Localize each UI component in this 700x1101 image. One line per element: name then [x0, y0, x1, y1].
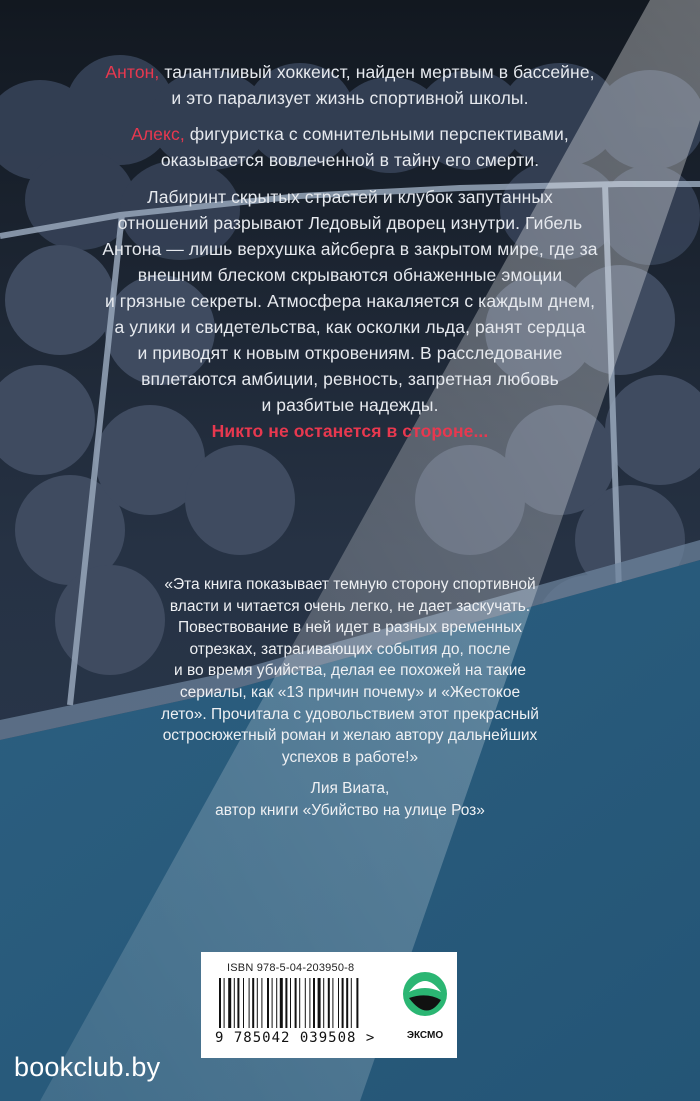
blurb-line: и грязные секреты. Атмосфера накаляется с каждым днем,: [104, 291, 596, 311]
blurb-paragraph-main: [40, 184, 660, 444]
blurb-line: и приводят к новым откровениям. В расследование: [137, 343, 563, 363]
blurb-line: Лабиринт скрытых страстей и клубок запутанных: [147, 187, 553, 207]
blurb-line: Антона — лишь верхушка айсберга в закрытом мире, где за: [102, 239, 598, 259]
blurb-text: талантливый хоккеист, найден мертвым в бассейне,: [159, 62, 595, 82]
review-attribution: [90, 778, 610, 821]
blurb-line: и разбитые надежды.: [261, 395, 439, 415]
review-line: лето». Прочитала с удовольствием этот прекрасный: [161, 705, 539, 723]
blurb-line: отношений разрывают Ледовый дворец изнутри. Гибель: [117, 213, 583, 233]
blurb-line: вплетаются амбиции, ревность, запретная любовь: [141, 369, 559, 389]
review-author-credit: автор книги «Убийство на улице Роз»: [215, 801, 485, 819]
barcode-panel: [201, 952, 457, 1058]
review-author-name: Лия Виата,: [310, 780, 390, 797]
publisher-name: ЭКСМО: [406, 1030, 444, 1041]
review-line: сериалы, как «13 причин почему» и «Жестокое: [179, 683, 521, 701]
isbn-label: ISBN 978-5-04-203950-8: [227, 962, 355, 974]
blurb-line: внешним блеском скрываются обнаженные эмоции: [137, 265, 563, 285]
review-line: остросюжетный роман и желаю автору дальнейших: [162, 727, 538, 745]
review-line: «Эта книга показывает темную сторону спортивной: [164, 576, 536, 593]
review-line: и во время убийства, делая ее похожей на такие: [173, 662, 526, 680]
blurb-paragraph-alex: [40, 121, 660, 173]
eksmo-logo-icon: [397, 962, 453, 1050]
review-line: успехов в работе!»: [281, 748, 419, 766]
site-watermark: bookclub.by: [14, 1052, 161, 1082]
review-quote: [90, 574, 610, 768]
blurb-text: фигуристка с сомнительными перспективами,: [184, 124, 569, 144]
tagline: Никто не останется в стороне...: [211, 421, 489, 441]
barcode-digits: 9 785042 039508 >: [215, 1030, 376, 1046]
blurb-line: а улики и свидетельства, как осколки льда, ранят сердца: [114, 317, 586, 337]
blurb-text: оказывается вовлеченной в тайну его смерти.: [160, 150, 540, 170]
name-anton: Антон,: [105, 62, 160, 82]
blurb-paragraph-anton: [40, 59, 660, 111]
name-alex: Алекс,: [131, 124, 185, 144]
review-line: отрезках, затрагивающих события до, после: [189, 640, 511, 658]
review-line: Повествование в ней идет в разных временных: [178, 619, 522, 637]
barcode-icon: [219, 978, 387, 1030]
review-line: власти и читается очень легко, не дает заскучать.: [169, 597, 531, 615]
blurb-text: и это парализует жизнь спортивной школы.: [171, 88, 529, 108]
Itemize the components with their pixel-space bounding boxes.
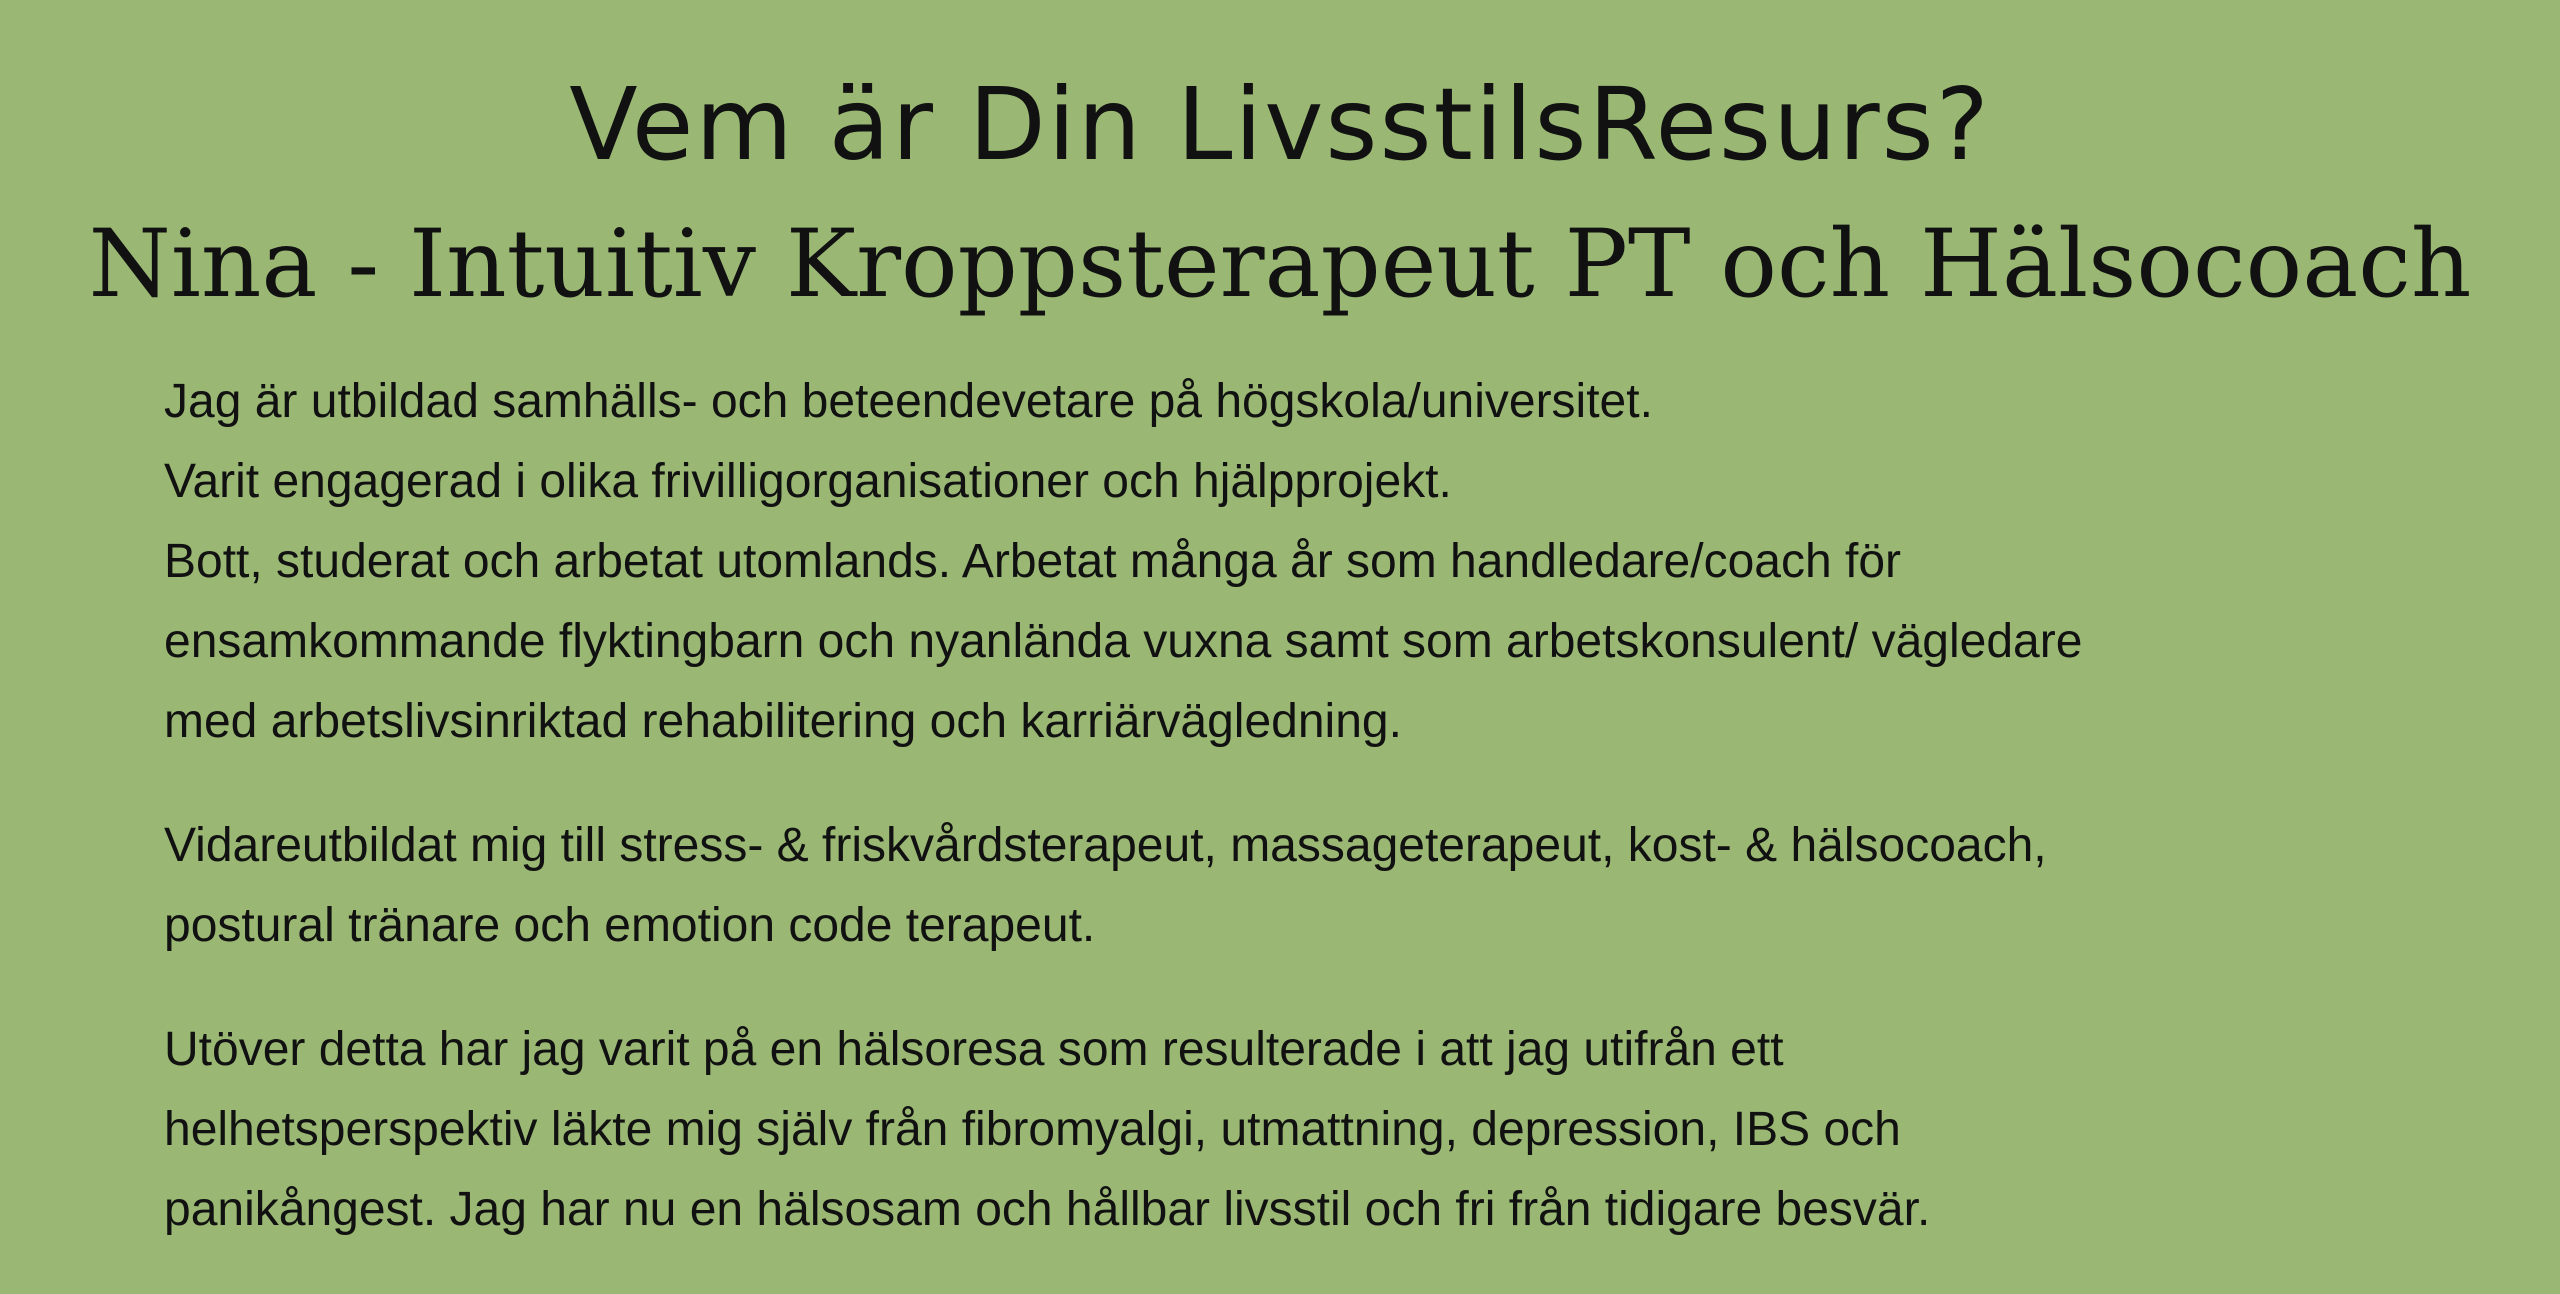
paragraph-health-journey (164, 1010, 2464, 1250)
text-line: ensamkommande flyktingbarn och nyanlända vuxna samt som arbetskonsulent/ vägledare (164, 615, 2083, 668)
paragraph-training (164, 806, 2464, 966)
bio-text (164, 362, 2464, 1294)
paragraph-education (164, 362, 2464, 762)
text-line: Bott, studerat och arbetat utomlands. Arbetat många år som handledare/coach för (164, 535, 1902, 588)
page-title: Vem är Din LivsstilsResurs? (569, 66, 1991, 183)
text-line: Jag är utbildad samhälls- och beteendevetare på högskola/universitet. (164, 375, 1653, 428)
text-line: Varit engagerad i olika frivilligorganisationer och hjälpprojekt. (164, 455, 1452, 508)
text-line: postural tränare och emotion code terapeut. (164, 899, 1096, 952)
text-line: helhetsperspektiv läkte mig själv från fibromyalgi, utmattning, depression, IBS och (164, 1103, 1901, 1156)
text-line: med arbetslivsinriktad rehabilitering och karriärvägledning. (164, 695, 1402, 748)
page-subtitle: Nina - Intuitiv Kroppsterapeut PT och Hälsocoach (88, 210, 2472, 319)
text-line: panikångest. Jag har nu en hälsosam och hållbar livsstil och fri från tidigare besvär. (164, 1183, 1931, 1236)
text-line: Vidareutbildat mig till stress- & friskvårdsterapeut, massageterapeut, kost- & hälsocoach, (164, 819, 2047, 872)
text-line: Utöver detta har jag varit på en hälsoresa som resulterade i att jag utifrån ett (164, 1023, 1784, 1076)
════════════════════
Task statement - Retype the lines of the data exactly, beginning at the line that contains "paragraph-health-journey (164, 1010, 2464, 1250)" and continuing through the end of the data.

Task solution -
paragraph-health-journey (164, 1010, 2464, 1250)
text-line: ensamkommande flyktingbarn och nyanlända vuxna samt som arbetskonsulent/ vägledare (164, 615, 2083, 668)
paragraph-training (164, 806, 2464, 966)
bio-text (164, 362, 2464, 1294)
paragraph-education (164, 362, 2464, 762)
text-line: Bott, studerat och arbetat utomlands. Arbetat många år som handledare/coach för (164, 535, 1902, 588)
page-title: Vem är Din LivsstilsResurs? (569, 66, 1991, 183)
text-line: Jag är utbildad samhälls- och beteendevetare på högskola/universitet. (164, 375, 1653, 428)
text-line: Varit engagerad i olika frivilligorganisationer och hjälpprojekt. (164, 455, 1452, 508)
text-line: postural tränare och emotion code terapeut. (164, 899, 1096, 952)
text-line: helhetsperspektiv läkte mig själv från fibromyalgi, utmattning, depression, IBS och (164, 1103, 1901, 1156)
text-line: med arbetslivsinriktad rehabilitering och karriärvägledning. (164, 695, 1402, 748)
page-subtitle: Nina - Intuitiv Kroppsterapeut PT och Hälsocoach (88, 210, 2472, 319)
text-line: panikångest. Jag har nu en hälsosam och hållbar livsstil och fri från tidigare besvär. (164, 1183, 1931, 1236)
text-line: Vidareutbildat mig till stress- & friskvårdsterapeut, massageterapeut, kost- & hälsocoach, (164, 819, 2047, 872)
text-line: Utöver detta har jag varit på en hälsoresa som resulterade i att jag utifrån ett (164, 1023, 1784, 1076)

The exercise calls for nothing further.